Copy all of the records below verbatim.
[Start of Task inputs]
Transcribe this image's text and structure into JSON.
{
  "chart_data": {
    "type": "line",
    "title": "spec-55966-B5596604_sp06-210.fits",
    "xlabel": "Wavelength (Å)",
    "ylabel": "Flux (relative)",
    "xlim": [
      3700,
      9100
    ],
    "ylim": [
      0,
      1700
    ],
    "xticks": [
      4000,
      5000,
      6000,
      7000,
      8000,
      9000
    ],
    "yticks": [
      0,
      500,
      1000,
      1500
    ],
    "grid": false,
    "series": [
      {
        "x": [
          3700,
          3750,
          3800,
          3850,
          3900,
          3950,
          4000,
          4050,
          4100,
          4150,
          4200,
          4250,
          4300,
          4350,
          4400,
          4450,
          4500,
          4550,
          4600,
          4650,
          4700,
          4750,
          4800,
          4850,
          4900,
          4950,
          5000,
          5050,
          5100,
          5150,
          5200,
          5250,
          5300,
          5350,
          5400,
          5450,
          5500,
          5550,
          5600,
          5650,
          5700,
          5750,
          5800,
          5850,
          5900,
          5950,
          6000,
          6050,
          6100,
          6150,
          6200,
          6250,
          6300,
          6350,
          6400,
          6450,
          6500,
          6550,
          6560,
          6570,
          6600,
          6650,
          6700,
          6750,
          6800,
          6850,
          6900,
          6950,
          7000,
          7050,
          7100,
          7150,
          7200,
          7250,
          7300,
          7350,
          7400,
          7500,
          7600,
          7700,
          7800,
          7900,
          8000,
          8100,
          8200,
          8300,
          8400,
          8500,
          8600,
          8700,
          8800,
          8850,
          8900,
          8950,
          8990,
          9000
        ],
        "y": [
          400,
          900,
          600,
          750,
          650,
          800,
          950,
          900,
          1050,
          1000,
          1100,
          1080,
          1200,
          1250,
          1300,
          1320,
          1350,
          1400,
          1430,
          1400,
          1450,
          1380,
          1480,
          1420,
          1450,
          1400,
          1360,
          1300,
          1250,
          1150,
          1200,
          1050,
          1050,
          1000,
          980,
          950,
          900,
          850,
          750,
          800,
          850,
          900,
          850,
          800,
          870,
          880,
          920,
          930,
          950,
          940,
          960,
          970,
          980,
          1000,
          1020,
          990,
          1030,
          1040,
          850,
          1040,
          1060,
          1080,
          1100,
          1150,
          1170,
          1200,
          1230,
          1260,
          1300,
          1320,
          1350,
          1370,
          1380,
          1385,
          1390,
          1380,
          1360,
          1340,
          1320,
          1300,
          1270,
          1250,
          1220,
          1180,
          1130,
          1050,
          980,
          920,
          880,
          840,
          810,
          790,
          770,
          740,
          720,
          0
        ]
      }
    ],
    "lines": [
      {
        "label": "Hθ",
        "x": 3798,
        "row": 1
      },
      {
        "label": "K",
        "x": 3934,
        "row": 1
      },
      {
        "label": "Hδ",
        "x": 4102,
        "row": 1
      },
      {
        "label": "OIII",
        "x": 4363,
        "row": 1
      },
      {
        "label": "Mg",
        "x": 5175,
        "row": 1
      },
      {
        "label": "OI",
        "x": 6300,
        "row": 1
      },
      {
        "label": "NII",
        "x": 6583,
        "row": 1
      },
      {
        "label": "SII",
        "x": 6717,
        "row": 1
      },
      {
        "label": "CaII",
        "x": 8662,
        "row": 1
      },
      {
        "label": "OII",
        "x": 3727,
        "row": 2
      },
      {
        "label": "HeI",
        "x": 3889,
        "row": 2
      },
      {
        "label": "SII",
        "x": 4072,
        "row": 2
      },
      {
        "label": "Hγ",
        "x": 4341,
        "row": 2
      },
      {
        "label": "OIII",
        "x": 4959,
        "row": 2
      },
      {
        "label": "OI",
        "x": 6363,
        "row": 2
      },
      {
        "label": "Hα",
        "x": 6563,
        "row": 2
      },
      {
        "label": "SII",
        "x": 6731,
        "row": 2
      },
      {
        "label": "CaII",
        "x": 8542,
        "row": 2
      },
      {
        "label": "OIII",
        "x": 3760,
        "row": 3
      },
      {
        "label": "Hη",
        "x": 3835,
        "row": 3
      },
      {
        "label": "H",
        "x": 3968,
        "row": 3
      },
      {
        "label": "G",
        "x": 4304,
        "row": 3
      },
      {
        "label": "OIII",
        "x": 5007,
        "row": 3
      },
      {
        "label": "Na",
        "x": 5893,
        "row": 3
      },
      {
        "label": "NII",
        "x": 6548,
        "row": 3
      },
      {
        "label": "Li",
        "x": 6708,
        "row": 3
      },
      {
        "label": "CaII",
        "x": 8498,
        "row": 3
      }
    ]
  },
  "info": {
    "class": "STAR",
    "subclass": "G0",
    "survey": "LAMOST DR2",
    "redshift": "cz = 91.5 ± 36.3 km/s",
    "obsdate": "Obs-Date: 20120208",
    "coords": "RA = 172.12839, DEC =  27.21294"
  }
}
[End of Task inputs]
Exercise output:
Transcribe this image's text and structure into JSON.
{
  "chart_data": {
    "type": "line",
    "title": "spec-55966-B5596604_sp06-210.fits",
    "xlabel": "Wavelength (Å)",
    "ylabel": "Flux (relative)",
    "xlim": [
      3700,
      9100
    ],
    "ylim": [
      0,
      1700
    ],
    "xticks": [
      4000,
      5000,
      6000,
      7000,
      8000,
      9000
    ],
    "yticks": [
      0,
      500,
      1000,
      1500
    ],
    "grid": false,
    "series": [
      {
        "x": [
          3700,
          3750,
          3800,
          3850,
          3900,
          3950,
          4000,
          4050,
          4100,
          4150,
          4200,
          4250,
          4300,
          4350,
          4400,
          4450,
          4500,
          4550,
          4600,
          4650,
          4700,
          4750,
          4800,
          4850,
          4900,
          4950,
          5000,
          5050,
          5100,
          5150,
          5200,
          5250,
          5300,
          5350,
          5400,
          5450,
          5500,
          5550,
          5600,
          5650,
          5700,
          5750,
          5800,
          5850,
          5900,
          5950,
          6000,
          6050,
          6100,
          6150,
          6200,
          6250,
          6300,
          6350,
          6400,
          6450,
          6500,
          6550,
          6560,
          6570,
          6600,
          6650,
          6700,
          6750,
          6800,
          6850,
          6900,
          6950,
          7000,
          7050,
          7100,
          7150,
          7200,
          7250,
          7300,
          7350,
          7400,
          7500,
          7600,
          7700,
          7800,
          7900,
          8000,
          8100,
          8200,
          8300,
          8400,
          8500,
          8600,
          8700,
          8800,
          8850,
          8900,
          8950,
          8990,
          9000
        ],
        "y": [
          400,
          900,
          600,
          750,
          650,
          800,
          950,
          900,
          1050,
          1000,
          1100,
          1080,
          1200,
          1250,
          1300,
          1320,
          1350,
          1400,
          1430,
          1400,
          1450,
          1380,
          1480,
          1420,
          1450,
          1400,
          1360,
          1300,
          1250,
          1150,
          1200,
          1050,
          1050,
          1000,
          980,
          950,
          900,
          850,
          750,
          800,
          850,
          900,
          850,
          800,
          870,
          880,
          920,
          930,
          950,
          940,
          960,
          970,
          980,
          1000,
          1020,
          990,
          1030,
          1040,
          850,
          1040,
          1060,
          1080,
          1100,
          1150,
          1170,
          1200,
          1230,
          1260,
          1300,
          1320,
          1350,
          1370,
          1380,
          1385,
          1390,
          1380,
          1360,
          1340,
          1320,
          1300,
          1270,
          1250,
          1220,
          1180,
          1130,
          1050,
          980,
          920,
          880,
          840,
          810,
          790,
          770,
          740,
          720,
          0
        ]
      }
    ],
    "lines": [
      {
        "label": "Hθ",
        "x": 3798,
        "row": 1
      },
      {
        "label": "K",
        "x": 3934,
        "row": 1
      },
      {
        "label": "Hδ",
        "x": 4102,
        "row": 1
      },
      {
        "label": "OIII",
        "x": 4363,
        "row": 1
      },
      {
        "label": "Mg",
        "x": 5175,
        "row": 1
      },
      {
        "label": "OI",
        "x": 6300,
        "row": 1
      },
      {
        "label": "NII",
        "x": 6583,
        "row": 1
      },
      {
        "label": "SII",
        "x": 6717,
        "row": 1
      },
      {
        "label": "CaII",
        "x": 8662,
        "row": 1
      },
      {
        "label": "OII",
        "x": 3727,
        "row": 2
      },
      {
        "label": "HeI",
        "x": 3889,
        "row": 2
      },
      {
        "label": "SII",
        "x": 4072,
        "row": 2
      },
      {
        "label": "Hγ",
        "x": 4341,
        "row": 2
      },
      {
        "label": "OIII",
        "x": 4959,
        "row": 2
      },
      {
        "label": "OI",
        "x": 6363,
        "row": 2
      },
      {
        "label": "Hα",
        "x": 6563,
        "row": 2
      },
      {
        "label": "SII",
        "x": 6731,
        "row": 2
      },
      {
        "label": "CaII",
        "x": 8542,
        "row": 2
      },
      {
        "label": "OIII",
        "x": 3760,
        "row": 3
      },
      {
        "label": "Hη",
        "x": 3835,
        "row": 3
      },
      {
        "label": "H",
        "x": 3968,
        "row": 3
      },
      {
        "label": "G",
        "x": 4304,
        "row": 3
      },
      {
        "label": "OIII",
        "x": 5007,
        "row": 3
      },
      {
        "label": "Na",
        "x": 5893,
        "row": 3
      },
      {
        "label": "NII",
        "x": 6548,
        "row": 3
      },
      {
        "label": "Li",
        "x": 6708,
        "row": 3
      },
      {
        "label": "CaII",
        "x": 8498,
        "row": 3
      }
    ]
  },
  "info": {
    "class": "STAR",
    "subclass": "G0",
    "survey": "LAMOST DR2",
    "redshift": "cz = 91.5 ± 36.3 km/s",
    "obsdate": "Obs-Date: 20120208",
    "coords": "RA = 172.12839, DEC =  27.21294"
  }
}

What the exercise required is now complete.